-- Stored data --
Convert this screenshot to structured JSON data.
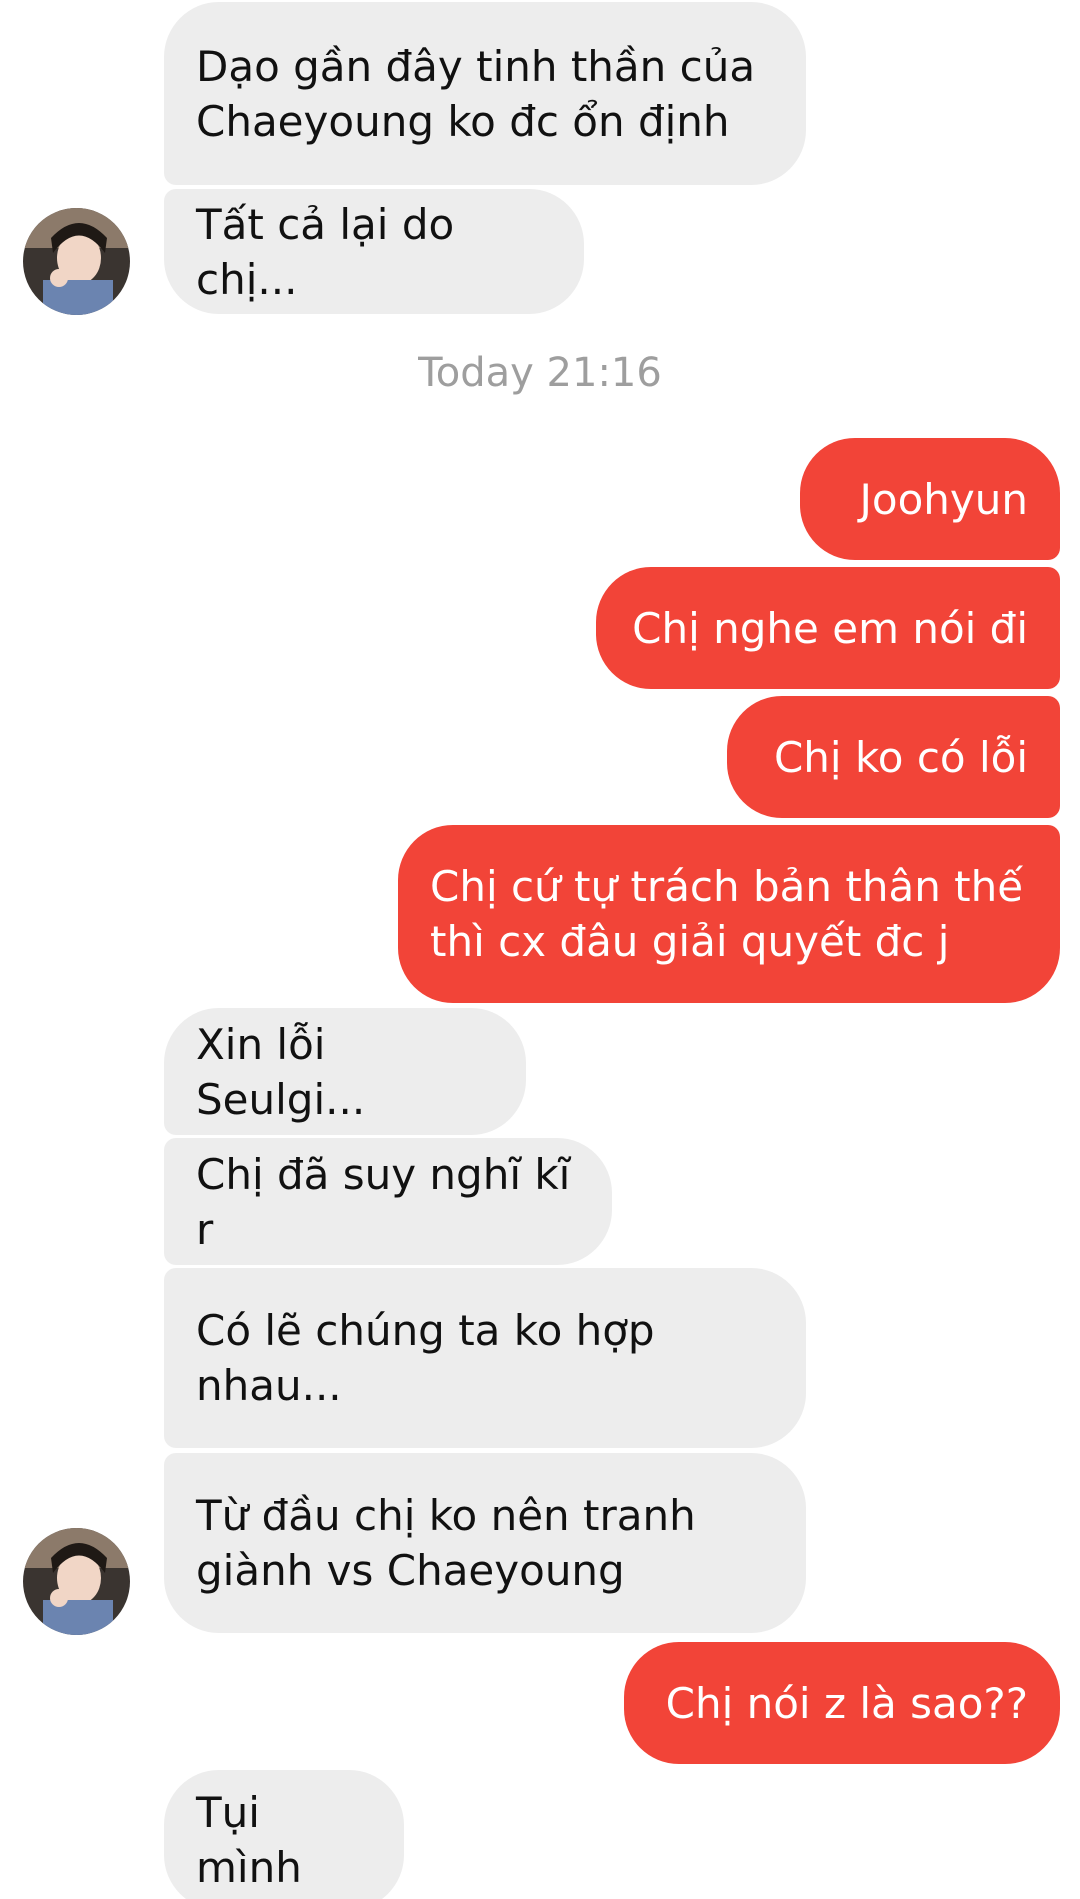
{
  "thread": {
    "timestamp": "Today 21:16",
    "messages": [
      {
        "side": "incoming",
        "text": "Dạo gần đây tinh thần của\nChaeyoung ko đc ổn định"
      },
      {
        "side": "incoming",
        "text": "Tất cả lại do chị..."
      },
      {
        "side": "outgoing",
        "text": "Joohyun"
      },
      {
        "side": "outgoing",
        "text": "Chị nghe em nói đi"
      },
      {
        "side": "outgoing",
        "text": "Chị ko có lỗi"
      },
      {
        "side": "outgoing",
        "text": "Chị cứ tự trách bản thân thế\nthì cx đâu giải quyết đc j"
      },
      {
        "side": "incoming",
        "text": "Xin lỗi Seulgi..."
      },
      {
        "side": "incoming",
        "text": "Chị đã suy nghĩ kĩ r"
      },
      {
        "side": "incoming",
        "text": "Có lẽ chúng ta ko hợp\nnhau..."
      },
      {
        "side": "incoming",
        "text": "Từ đầu chị ko nên tranh\ngiành vs Chaeyoung"
      },
      {
        "side": "outgoing",
        "text": "Chị nói z là sao??"
      },
      {
        "side": "incoming",
        "text": "Tụi mình"
      }
    ]
  },
  "colors": {
    "incoming_bubble": "#ededed",
    "outgoing_bubble": "#f24438",
    "timestamp_text": "#9e9e9e"
  },
  "icons": {
    "avatar": "contact-avatar-photo"
  }
}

-- EXERCISE PROMPT --
Copy each line above precisely, dropping the pictures.

-- THE COMPLETED TASK --
Convert this screenshot to structured JSON data.
{
  "thread": {
    "timestamp": "Today 21:16",
    "messages": [
      {
        "side": "incoming",
        "text": "Dạo gần đây tinh thần của\nChaeyoung ko đc ổn định"
      },
      {
        "side": "incoming",
        "text": "Tất cả lại do chị..."
      },
      {
        "side": "outgoing",
        "text": "Joohyun"
      },
      {
        "side": "outgoing",
        "text": "Chị nghe em nói đi"
      },
      {
        "side": "outgoing",
        "text": "Chị ko có lỗi"
      },
      {
        "side": "outgoing",
        "text": "Chị cứ tự trách bản thân thế\nthì cx đâu giải quyết đc j"
      },
      {
        "side": "incoming",
        "text": "Xin lỗi Seulgi..."
      },
      {
        "side": "incoming",
        "text": "Chị đã suy nghĩ kĩ r"
      },
      {
        "side": "incoming",
        "text": "Có lẽ chúng ta ko hợp\nnhau..."
      },
      {
        "side": "incoming",
        "text": "Từ đầu chị ko nên tranh\ngiành vs Chaeyoung"
      },
      {
        "side": "outgoing",
        "text": "Chị nói z là sao??"
      },
      {
        "side": "incoming",
        "text": "Tụi mình"
      }
    ]
  },
  "colors": {
    "incoming_bubble": "#ededed",
    "outgoing_bubble": "#f24438",
    "timestamp_text": "#9e9e9e"
  },
  "icons": {
    "avatar": "contact-avatar-photo"
  }
}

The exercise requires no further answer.